_Problem set_
a) Decide whether each statement below agrees with the PlainRetire passage, and answer yes or no for each, quoting the words of the passage that settle it. (i) Form 5500 filings have a lag of roughly seven months from plan year end. (ii) PlainRetire fills the reporting lag with estimates. (iii) Very small plans influence the mean participant count for a state but not the median.
b) Extend the PlainRetire passage, picking up after its final sentence.

_Document section_
--- START ---

PlainRetire reorganizes the Form 5500 universe so a participant, employer, or analyst can ask everyday questions of the dataset without reading thousands of pages of agency documentation. Browsing by state surfaces concentration patterns: where pension assets sit, which states host the largest 401(k) sponsors, where retirement coverage trails the national average. Browsing by industry reveals the structural difference between sectors that historically relied on defined-benefit pensions and sectors that adopted defined-contribution plans early. Browsing by plan size highlights both the largest sponsors, typically Fortune 500 employers and multi-employer Taft–Hartley funds, and the long tail of small plans that collectively cover millions of workers.

What This Hub Page Aggregates

Each hub page on PlainRetire is a navigable index into the underlying database. The page shows summary counts, the most recent Form 5500 vintage, and direct links to individual plan detail pages. Detail pages carry the canonical filings, schedules where applicable, and audit trail back to the DOL's EFAST2 disclosure portal. Where the underlying dataset supports it, hub pages also expose key aggregates: total participant counts, aggregate assets, plan-type breakdowns (401(k), pension, profit-sharing, ESOP), and changes over the most recent reporting period.

Plan data is updated as DOL releases new annual Form 5500 datasets. Filings have a roughly seven-month lag from plan year end, so the most recent vintage typically reflects the previous full calendar year. This lag is inherent to the disclosure regime, plans are given time to gather audit reports and service-provider statements, and PlainRetire reflects the timing transparently rather than backfilling estimates.

Reading the Data With Appropriate Caveats

Aggregate numbers are useful for trend-spotting and structural comparison; they are less useful for decisions about a specific plan. The participant count for a state, for instance, includes both very large plans (which dominate the total) and very small plans (which influence median but not mean). When evaluating a specific employer's plan, drill into the plan detail page and consider plan-type, asset-mix, fee structure, and audit history, these details are flattened in any hub-level aggregate. Where regulatory updates change the categorization of a plan, PlainRetire preserves the historical filing alongside the most recent one so longitudinal analyses remain valid.

--- END ---

_Given data_

--- START ---

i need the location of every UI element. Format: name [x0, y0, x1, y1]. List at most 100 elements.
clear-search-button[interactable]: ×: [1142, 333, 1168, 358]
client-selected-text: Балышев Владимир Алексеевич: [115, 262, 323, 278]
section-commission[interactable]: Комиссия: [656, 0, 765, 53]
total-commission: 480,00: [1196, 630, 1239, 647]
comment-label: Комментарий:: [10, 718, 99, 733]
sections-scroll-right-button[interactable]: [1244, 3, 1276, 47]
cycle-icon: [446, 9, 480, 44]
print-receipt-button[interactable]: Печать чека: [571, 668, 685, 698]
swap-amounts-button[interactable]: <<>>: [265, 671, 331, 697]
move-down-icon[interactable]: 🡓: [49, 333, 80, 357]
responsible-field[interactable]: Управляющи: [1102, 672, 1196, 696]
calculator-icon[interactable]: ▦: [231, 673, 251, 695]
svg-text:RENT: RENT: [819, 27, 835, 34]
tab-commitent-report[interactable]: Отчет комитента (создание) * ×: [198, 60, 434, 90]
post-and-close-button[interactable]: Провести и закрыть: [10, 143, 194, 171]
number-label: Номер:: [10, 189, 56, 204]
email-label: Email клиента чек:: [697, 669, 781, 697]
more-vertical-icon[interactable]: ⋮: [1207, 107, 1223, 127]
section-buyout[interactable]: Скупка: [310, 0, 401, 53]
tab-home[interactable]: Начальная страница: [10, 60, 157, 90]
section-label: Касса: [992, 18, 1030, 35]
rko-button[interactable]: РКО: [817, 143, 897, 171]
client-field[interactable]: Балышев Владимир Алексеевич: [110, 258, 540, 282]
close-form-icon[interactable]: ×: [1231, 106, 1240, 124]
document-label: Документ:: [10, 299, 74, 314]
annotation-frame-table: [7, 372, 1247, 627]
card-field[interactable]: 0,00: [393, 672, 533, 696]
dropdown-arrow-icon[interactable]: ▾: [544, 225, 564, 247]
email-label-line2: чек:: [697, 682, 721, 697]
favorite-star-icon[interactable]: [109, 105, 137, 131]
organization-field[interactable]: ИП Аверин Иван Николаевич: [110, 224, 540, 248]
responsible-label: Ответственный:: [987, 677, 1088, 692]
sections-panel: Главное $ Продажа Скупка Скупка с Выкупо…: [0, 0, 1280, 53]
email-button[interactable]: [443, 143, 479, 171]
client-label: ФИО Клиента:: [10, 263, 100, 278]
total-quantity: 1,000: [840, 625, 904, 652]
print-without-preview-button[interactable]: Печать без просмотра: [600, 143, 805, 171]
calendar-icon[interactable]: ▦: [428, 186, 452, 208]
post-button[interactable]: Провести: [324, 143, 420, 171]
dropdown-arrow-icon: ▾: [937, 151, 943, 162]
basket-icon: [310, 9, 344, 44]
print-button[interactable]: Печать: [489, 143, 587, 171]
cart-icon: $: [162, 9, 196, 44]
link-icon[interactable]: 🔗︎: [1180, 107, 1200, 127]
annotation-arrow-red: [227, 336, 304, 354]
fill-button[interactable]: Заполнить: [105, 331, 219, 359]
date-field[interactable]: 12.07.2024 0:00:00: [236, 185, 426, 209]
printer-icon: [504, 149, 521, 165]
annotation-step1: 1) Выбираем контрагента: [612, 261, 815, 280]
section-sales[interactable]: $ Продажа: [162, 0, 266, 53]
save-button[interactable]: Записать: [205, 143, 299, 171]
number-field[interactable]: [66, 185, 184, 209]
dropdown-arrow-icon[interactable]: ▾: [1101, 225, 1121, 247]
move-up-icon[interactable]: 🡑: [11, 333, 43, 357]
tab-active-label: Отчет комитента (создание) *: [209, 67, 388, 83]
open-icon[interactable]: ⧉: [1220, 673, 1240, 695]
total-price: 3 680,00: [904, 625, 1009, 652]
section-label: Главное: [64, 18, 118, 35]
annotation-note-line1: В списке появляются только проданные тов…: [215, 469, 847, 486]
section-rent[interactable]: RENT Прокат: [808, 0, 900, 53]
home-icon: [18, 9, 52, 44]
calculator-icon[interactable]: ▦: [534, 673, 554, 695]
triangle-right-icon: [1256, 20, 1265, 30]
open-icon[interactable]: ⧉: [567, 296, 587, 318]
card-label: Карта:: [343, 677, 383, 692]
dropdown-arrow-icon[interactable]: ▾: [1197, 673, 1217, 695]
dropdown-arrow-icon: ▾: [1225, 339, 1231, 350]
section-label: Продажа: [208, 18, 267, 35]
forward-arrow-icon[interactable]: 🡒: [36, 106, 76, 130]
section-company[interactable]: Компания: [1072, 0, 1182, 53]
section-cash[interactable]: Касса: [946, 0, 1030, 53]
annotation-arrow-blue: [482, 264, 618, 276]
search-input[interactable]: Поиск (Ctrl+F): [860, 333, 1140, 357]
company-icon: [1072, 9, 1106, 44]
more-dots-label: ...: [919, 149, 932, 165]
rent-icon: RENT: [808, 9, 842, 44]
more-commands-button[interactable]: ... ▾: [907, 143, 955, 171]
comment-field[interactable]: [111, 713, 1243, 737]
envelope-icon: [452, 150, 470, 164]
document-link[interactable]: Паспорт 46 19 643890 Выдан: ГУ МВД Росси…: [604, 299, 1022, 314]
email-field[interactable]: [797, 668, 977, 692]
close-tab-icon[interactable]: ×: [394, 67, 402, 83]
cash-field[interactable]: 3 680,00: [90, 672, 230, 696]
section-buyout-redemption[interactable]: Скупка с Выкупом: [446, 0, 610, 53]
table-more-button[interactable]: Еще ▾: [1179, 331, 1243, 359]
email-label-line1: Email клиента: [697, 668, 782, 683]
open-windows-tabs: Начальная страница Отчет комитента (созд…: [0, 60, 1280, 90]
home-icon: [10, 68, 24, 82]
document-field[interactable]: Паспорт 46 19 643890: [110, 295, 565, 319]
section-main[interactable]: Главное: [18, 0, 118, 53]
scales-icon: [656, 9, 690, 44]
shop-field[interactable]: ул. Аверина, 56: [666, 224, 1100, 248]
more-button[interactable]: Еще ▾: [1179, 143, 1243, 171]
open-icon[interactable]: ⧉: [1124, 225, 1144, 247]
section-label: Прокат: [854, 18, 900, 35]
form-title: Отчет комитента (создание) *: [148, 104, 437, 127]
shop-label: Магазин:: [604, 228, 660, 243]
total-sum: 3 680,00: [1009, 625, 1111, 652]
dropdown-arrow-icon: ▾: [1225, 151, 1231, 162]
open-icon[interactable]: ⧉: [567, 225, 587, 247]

--- END ---

_Task-by-task answers_
a)
(i) Yes: "Filings have a roughly seven-month lag from plan year end"
(ii) No: "PlainRetire reflects the timing transparently rather than backfilling estimates"
(iii) No: "very small plans (which influence median but not mean)"

b)
Several variables shape what shows up in Form 5500 data and what it means in context. The first is the disclosure threshold: every plan with 100 or more participants files audited financials (Schedule H); plans with fewer than 100 participants file a simplified schedule (Schedule I) and are exempt from independent audit. That gap is consequential, the headline asset totals you see for small plans rely on plan-sponsor attestation rather than auditor confirmation, and the line items reported are coarser. The second variable is plan-type coding. A defined-contribution plan (401(k), 403(b), profit-sharing) reports very differently from a defined-benefit pension (which must additionally file Schedule SB with actuarial assumptions, funded ratio, and discount rate) and an employee stock ownership plan (Schedule E in pre-2009 filings, now folded into the main return). When you read a plan's filing, the schedules attached tell you what kind of plan you are looking at as much as the named plan type does.

The third variable is filing status. Plans can file as initial, amended, final (plan termination), or short-year. Amended filings are routine when audit reports arrive after the original due date; final filings mean the plan is winding down, often after a corporate merger or acquisition. When a sponsor's filing history shows a 2018 final filing followed by a 2019 initial filing under a different EIN, that is usually a successor plan, not a new plan, PlainRetire's plan detail pages link related filings where the connection is unambiguous. Finally, the EFAST2 system has experienced periodic data revisions where DOL re-codes plan types or applies retroactive corrections. PlainRetire reflects revisions at the next refresh cycle and notes the source vintage on every page.